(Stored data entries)
□ □ □

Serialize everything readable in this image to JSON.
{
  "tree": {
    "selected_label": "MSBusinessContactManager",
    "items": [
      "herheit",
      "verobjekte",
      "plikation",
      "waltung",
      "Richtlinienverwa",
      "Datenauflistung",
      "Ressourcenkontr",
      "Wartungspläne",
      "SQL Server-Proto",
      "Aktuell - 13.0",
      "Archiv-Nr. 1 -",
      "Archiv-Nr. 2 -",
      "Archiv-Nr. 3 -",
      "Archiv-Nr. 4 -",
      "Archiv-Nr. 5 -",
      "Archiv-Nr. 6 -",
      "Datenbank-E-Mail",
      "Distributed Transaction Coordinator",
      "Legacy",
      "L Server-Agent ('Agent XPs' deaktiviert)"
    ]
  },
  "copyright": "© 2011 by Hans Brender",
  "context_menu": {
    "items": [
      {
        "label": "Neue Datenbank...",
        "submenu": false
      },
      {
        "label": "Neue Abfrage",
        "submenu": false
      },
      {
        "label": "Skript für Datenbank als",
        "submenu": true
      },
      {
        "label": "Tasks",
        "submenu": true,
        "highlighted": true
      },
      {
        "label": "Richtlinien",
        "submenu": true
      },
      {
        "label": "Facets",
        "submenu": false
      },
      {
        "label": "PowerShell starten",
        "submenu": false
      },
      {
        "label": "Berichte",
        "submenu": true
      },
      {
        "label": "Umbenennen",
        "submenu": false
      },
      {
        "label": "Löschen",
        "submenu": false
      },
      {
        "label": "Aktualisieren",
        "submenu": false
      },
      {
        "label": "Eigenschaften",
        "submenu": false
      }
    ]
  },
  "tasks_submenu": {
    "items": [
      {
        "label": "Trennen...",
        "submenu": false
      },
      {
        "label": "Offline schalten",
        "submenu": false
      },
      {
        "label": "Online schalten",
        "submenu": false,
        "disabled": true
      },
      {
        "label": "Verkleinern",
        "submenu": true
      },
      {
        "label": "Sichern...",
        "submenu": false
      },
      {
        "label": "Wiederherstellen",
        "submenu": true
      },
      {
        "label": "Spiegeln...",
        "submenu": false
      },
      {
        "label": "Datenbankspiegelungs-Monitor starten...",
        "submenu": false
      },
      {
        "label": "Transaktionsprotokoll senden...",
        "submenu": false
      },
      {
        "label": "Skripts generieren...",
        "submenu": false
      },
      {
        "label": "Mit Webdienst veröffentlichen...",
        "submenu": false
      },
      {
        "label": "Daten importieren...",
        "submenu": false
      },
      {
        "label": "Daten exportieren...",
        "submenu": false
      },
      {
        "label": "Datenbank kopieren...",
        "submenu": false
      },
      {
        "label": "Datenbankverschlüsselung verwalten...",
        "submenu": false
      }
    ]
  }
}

□ □ □

### [The request]
Reproduce all of the entries word for word.

### [Finished exercise]
Serialize everything readable in this image to JSON.
{
  "tree": {
    "selected_label": "MSBusinessContactManager",
    "items": [
      "herheit",
      "verobjekte",
      "plikation",
      "waltung",
      "Richtlinienverwa",
      "Datenauflistung",
      "Ressourcenkontr",
      "Wartungspläne",
      "SQL Server-Proto",
      "Aktuell - 13.0",
      "Archiv-Nr. 1 -",
      "Archiv-Nr. 2 -",
      "Archiv-Nr. 3 -",
      "Archiv-Nr. 4 -",
      "Archiv-Nr. 5 -",
      "Archiv-Nr. 6 -",
      "Datenbank-E-Mail",
      "Distributed Transaction Coordinator",
      "Legacy",
      "L Server-Agent ('Agent XPs' deaktiviert)"
    ]
  },
  "copyright": "© 2011 by Hans Brender",
  "context_menu": {
    "items": [
      {
        "label": "Neue Datenbank...",
        "submenu": false
      },
      {
        "label": "Neue Abfrage",
        "submenu": false
      },
      {
        "label": "Skript für Datenbank als",
        "submenu": true
      },
      {
        "label": "Tasks",
        "submenu": true,
        "highlighted": true
      },
      {
        "label": "Richtlinien",
        "submenu": true
      },
      {
        "label": "Facets",
        "submenu": false
      },
      {
        "label": "PowerShell starten",
        "submenu": false
      },
      {
        "label": "Berichte",
        "submenu": true
      },
      {
        "label": "Umbenennen",
        "submenu": false
      },
      {
        "label": "Löschen",
        "submenu": false
      },
      {
        "label": "Aktualisieren",
        "submenu": false
      },
      {
        "label": "Eigenschaften",
        "submenu": false
      }
    ]
  },
  "tasks_submenu": {
    "items": [
      {
        "label": "Trennen...",
        "submenu": false
      },
      {
        "label": "Offline schalten",
        "submenu": false
      },
      {
        "label": "Online schalten",
        "submenu": false,
        "disabled": true
      },
      {
        "label": "Verkleinern",
        "submenu": true
      },
      {
        "label": "Sichern...",
        "submenu": false
      },
      {
        "label": "Wiederherstellen",
        "submenu": true
      },
      {
        "label": "Spiegeln...",
        "submenu": false
      },
      {
        "label": "Datenbankspiegelungs-Monitor starten...",
        "submenu": false
      },
      {
        "label": "Transaktionsprotokoll senden...",
        "submenu": false
      },
      {
        "label": "Skripts generieren...",
        "submenu": false
      },
      {
        "label": "Mit Webdienst veröffentlichen...",
        "submenu": false
      },
      {
        "label": "Daten importieren...",
        "submenu": false
      },
      {
        "label": "Daten exportieren...",
        "submenu": false
      },
      {
        "label": "Datenbank kopieren...",
        "submenu": false
      },
      {
        "label": "Datenbankverschlüsselung verwalten...",
        "submenu": false
      }
    ]
  }
}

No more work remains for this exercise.